## What you need to do:
Each entry below is to be transcribed exactly.

## Available data:
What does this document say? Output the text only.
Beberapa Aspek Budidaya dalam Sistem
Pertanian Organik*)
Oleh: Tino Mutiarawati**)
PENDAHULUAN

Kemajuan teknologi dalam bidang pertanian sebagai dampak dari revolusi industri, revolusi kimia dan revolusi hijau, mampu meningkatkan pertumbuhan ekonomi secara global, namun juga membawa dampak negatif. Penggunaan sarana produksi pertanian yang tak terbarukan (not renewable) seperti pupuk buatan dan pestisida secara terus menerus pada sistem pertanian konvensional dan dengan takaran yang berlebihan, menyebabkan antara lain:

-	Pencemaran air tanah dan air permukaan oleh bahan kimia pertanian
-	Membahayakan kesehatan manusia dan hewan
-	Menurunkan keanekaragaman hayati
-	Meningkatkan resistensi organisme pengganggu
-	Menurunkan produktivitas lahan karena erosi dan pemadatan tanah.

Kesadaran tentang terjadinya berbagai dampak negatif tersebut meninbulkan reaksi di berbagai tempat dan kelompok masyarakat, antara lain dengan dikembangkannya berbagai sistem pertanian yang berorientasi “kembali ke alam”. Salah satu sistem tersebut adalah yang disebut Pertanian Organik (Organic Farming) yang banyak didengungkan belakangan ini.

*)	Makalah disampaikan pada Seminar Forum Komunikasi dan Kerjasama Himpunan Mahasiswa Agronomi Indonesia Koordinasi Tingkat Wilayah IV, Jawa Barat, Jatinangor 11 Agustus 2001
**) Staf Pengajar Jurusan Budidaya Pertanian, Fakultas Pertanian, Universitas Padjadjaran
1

## The output:
What does this document say? Output the text only.
Beberapa Aspek Budidaya dalam Sistem
Pertanian Organik*)
Oleh: Tino Mutiarawati**)
PENDAHULUAN

Kemajuan teknologi dalam bidang pertanian sebagai dampak dari revolusi industri, revolusi kimia dan revolusi hijau, mampu meningkatkan pertumbuhan ekonomi secara global, namun juga membawa dampak negatif. Penggunaan sarana produksi pertanian yang tak terbarukan (not renewable) seperti pupuk buatan dan pestisida secara terus menerus pada sistem pertanian konvensional dan dengan takaran yang berlebihan, menyebabkan antara lain:

-	Pencemaran air tanah dan air permukaan oleh bahan kimia pertanian
-	Membahayakan kesehatan manusia dan hewan
-	Menurunkan keanekaragaman hayati
-	Meningkatkan resistensi organisme pengganggu
-	Menurunkan produktivitas lahan karena erosi dan pemadatan tanah.

Kesadaran tentang terjadinya berbagai dampak negatif tersebut meninbulkan reaksi di berbagai tempat dan kelompok masyarakat, antara lain dengan dikembangkannya berbagai sistem pertanian yang berorientasi “kembali ke alam”. Salah satu sistem tersebut adalah yang disebut Pertanian Organik (Organic Farming) yang banyak didengungkan belakangan ini.

*)	Makalah disampaikan pada Seminar Forum Komunikasi dan Kerjasama Himpunan Mahasiswa Agronomi Indonesia Koordinasi Tingkat Wilayah IV, Jawa Barat, Jatinangor 11 Agustus 2001
**) Staf Pengajar Jurusan Budidaya Pertanian, Fakultas Pertanian, Universitas Padjadjaran
1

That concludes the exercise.